### [WHAT THIS TASK INVOLVES]
Write out each line from the data below that includes the word "重难题新考法".

Recorded data:
+ + + +

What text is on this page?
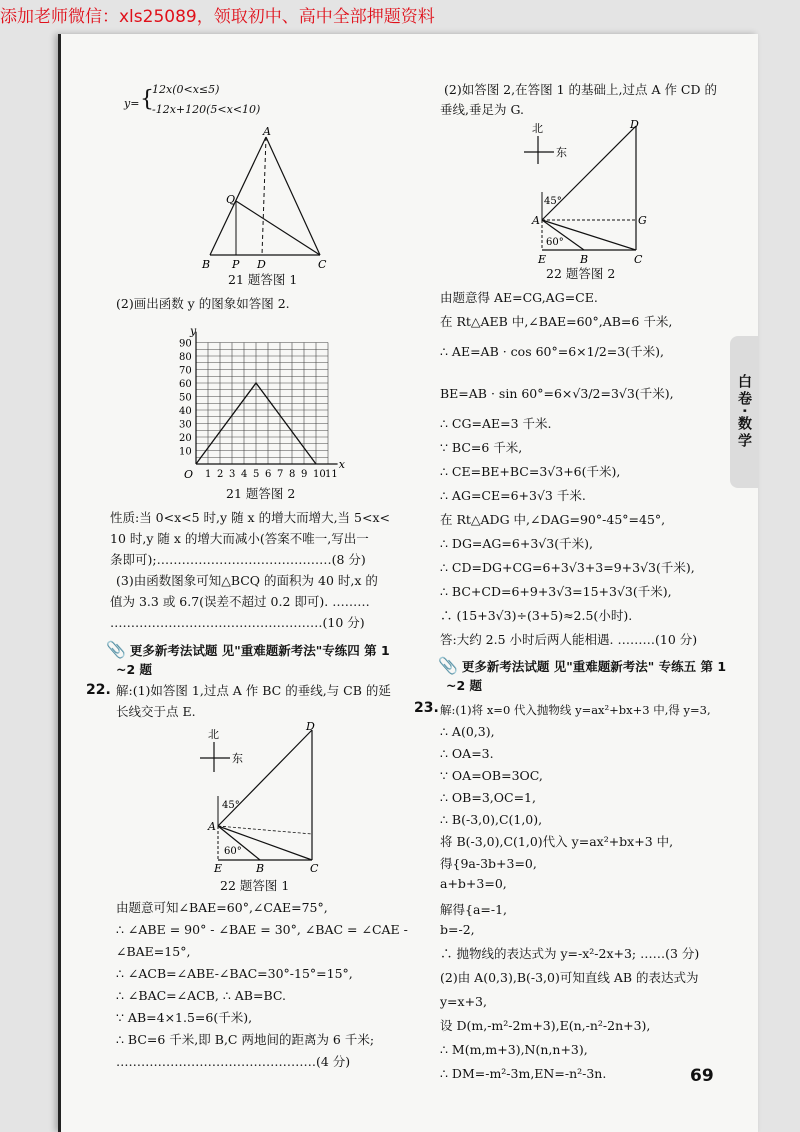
添加老师微信：xls25089，领取初中、高中全部押题资料
y= {
12x(0<x≤5)
-12x+120(5<x<10)
A
Q
B P D	C
21 题答图 1
(2)画出函数 y 的图象如答图 2.
1 2 3 4 5 6 7 8 9 10 11
10
20
30
40
50
60
70
80
90
O
x
y
21 题答图 2
性质:当 0<x<5 时,y 随 x 的增大而增大,当 5<x<
10 时,y 随 x 的增大而减小(答案不唯一,写出一
条即可);……………………………………(8 分)
(3)由函数图象可知△BCQ 的面积为 40 时,x 的
值为 3.3 或 6.7(误差不超过 0.2 即可). ………
……………………………………………(10 分)
📎 更多新考法试题 见"重难题新考法"专练四 第 1
~2 题
22. 解:(1)如答图 1,过点 A 作 BC 的垂线,与 CB 的延
长线交于点 E.
北
东
45°
60°
D
A
E	B	C
22 题答图 1
由题意可知∠BAE=60°,∠CAE=75°,
∴ ∠ABE = 90° - ∠BAE = 30°, ∠BAC = ∠CAE -
∠BAE=15°,
∴ ∠ACB=∠ABE-∠BAC=30°-15°=15°,
∴ ∠BAC=∠ACB, ∴ AB=BC.
∵ AB=4×1.5=6(千米),
∴ BC=6 千米,即 B,C 两地间的距离为 6 千米;
…………………………………………(4 分)
(2)如答图 2,在答图 1 的基础上,过点 A 作 CD 的
垂线,垂足为 G.
北
东
45°
60°
D
A	G
E	B	C
22 题答图 2
由题意得 AE=CG,AG=CE.
在 Rt△AEB 中,∠BAE=60°,AB=6 千米,
∴ AE=AB · cos 60°=6×1/2=3(千米),
BE=AB · sin 60°=6×√3/2=3√3(千米),
∴ CG=AE=3 千米.
∵ BC=6 千米,
∴ CE=BE+BC=3√3+6(千米),
∴ AG=CE=6+3√3 千米.
在 Rt△ADG 中,∠DAG=90°-45°=45°,
∴ DG=AG=6+3√3(千米),
∴ CD=DG+CG=6+3√3+3=9+3√3(千米),
∴ BC+CD=6+9+3√3=15+3√3(千米),
∴ (15+3√3)÷(3+5)≈2.5(小时).
答:大约 2.5 小时后两人能相遇. ………(10 分)
📎 更多新考法试题 见"重难题新考法" 专练五 第 1
~2 题
23. 解:(1)将 x=0 代入抛物线 y=ax²+bx+3 中,得 y=3,
∴ A(0,3),
∴ OA=3.
∵ OA=OB=3OC,
∴ OB=3,OC=1,
∴ B(-3,0),C(1,0),
将 B(-3,0),C(1,0)代入 y=ax²+bx+3 中,
得{9a-3b+3=0,
a+b+3=0,
解得{a=-1,
b=-2,
∴ 抛物线的表达式为 y=-x²-2x+3; ……(3 分)
(2)由 A(0,3),B(-3,0)可知直线 AB 的表达式为
y=x+3,
设 D(m,-m²-2m+3),E(n,-n²-2n+3),
∴ M(m,m+3),N(n,n+3),
∴ DM=-m²-3m,EN=-n²-3n.
白卷·数学
69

+ + + +

### [ANSWER]
📎 更多新考法试题 见"重难题新考法"专练四 第 1
📎 更多新考法试题 见"重难题新考法" 专练五 第 1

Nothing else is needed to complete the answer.